▶ _Problem to solve_: Search the material below for the string "Chicchan" and extract each line that has it.

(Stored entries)
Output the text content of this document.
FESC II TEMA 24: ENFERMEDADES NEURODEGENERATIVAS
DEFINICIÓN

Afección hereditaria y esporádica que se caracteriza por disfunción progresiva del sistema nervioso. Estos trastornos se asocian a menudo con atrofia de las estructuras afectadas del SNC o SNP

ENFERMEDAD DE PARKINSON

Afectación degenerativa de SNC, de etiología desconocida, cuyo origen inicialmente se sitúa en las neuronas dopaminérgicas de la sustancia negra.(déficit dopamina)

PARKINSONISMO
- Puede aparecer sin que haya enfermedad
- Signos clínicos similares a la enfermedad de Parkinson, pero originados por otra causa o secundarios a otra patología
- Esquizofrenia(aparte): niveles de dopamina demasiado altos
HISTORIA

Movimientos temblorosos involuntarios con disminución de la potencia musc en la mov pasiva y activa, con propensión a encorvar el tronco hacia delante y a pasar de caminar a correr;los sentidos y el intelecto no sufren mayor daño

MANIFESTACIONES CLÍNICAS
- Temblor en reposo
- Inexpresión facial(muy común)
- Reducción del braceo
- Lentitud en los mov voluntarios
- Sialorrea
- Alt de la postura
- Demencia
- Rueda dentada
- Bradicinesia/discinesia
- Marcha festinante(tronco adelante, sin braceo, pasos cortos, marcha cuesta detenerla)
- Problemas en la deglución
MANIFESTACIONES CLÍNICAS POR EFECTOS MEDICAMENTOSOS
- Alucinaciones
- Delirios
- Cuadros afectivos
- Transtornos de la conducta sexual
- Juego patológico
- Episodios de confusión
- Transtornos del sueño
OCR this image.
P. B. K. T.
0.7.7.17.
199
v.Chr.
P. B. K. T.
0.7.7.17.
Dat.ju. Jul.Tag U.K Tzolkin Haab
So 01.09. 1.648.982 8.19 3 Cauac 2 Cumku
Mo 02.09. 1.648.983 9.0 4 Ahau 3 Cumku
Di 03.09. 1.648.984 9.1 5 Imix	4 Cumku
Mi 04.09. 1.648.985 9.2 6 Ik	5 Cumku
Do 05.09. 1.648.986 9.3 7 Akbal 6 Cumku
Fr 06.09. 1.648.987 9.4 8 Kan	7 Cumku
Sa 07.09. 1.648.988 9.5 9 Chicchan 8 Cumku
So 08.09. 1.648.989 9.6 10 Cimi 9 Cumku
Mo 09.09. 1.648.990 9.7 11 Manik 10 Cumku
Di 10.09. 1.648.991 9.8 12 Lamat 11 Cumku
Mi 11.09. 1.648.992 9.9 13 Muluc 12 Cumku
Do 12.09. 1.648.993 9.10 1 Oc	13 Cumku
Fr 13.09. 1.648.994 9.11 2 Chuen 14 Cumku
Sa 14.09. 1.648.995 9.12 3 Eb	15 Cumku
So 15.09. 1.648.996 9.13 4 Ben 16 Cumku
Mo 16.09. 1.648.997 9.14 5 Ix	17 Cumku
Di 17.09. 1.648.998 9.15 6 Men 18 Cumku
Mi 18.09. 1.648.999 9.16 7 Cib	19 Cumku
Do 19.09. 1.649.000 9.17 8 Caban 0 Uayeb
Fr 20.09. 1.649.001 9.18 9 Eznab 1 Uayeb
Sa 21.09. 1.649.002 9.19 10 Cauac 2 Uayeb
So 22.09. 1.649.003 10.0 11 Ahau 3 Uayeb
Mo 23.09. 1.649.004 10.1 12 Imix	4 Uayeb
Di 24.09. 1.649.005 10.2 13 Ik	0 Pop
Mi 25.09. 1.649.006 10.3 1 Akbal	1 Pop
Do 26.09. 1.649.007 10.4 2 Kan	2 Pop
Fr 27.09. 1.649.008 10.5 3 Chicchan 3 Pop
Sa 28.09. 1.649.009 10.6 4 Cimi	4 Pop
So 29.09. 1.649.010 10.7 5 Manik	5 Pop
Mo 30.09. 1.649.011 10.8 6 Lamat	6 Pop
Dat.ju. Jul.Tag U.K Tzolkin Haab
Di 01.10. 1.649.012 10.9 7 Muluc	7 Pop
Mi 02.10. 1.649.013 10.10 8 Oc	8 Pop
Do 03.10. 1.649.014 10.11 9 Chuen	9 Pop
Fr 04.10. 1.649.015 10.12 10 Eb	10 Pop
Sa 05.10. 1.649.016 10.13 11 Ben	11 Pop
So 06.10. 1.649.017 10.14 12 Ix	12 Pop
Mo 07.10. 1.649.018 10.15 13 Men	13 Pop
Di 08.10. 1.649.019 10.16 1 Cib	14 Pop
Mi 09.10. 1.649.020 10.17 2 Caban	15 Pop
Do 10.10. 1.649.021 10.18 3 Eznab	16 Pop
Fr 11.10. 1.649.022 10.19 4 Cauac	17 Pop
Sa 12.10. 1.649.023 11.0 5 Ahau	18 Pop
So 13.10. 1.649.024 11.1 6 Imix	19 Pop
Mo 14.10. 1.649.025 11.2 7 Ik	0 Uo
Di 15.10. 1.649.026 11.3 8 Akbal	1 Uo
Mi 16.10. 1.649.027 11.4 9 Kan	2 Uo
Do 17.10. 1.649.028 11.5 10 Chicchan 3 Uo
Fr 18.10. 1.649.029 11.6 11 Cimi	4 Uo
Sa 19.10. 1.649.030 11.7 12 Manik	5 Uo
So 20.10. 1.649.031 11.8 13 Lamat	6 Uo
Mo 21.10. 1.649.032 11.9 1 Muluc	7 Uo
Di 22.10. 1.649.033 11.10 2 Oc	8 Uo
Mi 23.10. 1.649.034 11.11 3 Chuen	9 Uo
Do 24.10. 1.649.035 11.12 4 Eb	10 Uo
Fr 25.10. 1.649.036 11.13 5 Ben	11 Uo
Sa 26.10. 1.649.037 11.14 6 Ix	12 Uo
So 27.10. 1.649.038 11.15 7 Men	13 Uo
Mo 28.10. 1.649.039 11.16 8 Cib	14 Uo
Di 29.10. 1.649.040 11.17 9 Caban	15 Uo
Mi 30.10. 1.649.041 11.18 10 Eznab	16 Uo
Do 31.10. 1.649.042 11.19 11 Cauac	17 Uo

▶ _Reply to the task_:
Sa 07.09. 1.648.988 9.5 9 Chicchan 8 Cumku
Fr 27.09. 1.649.008 10.5 3 Chicchan 3 Pop
Do 17.10. 1.649.028 11.5 10 Chicchan 3 Uo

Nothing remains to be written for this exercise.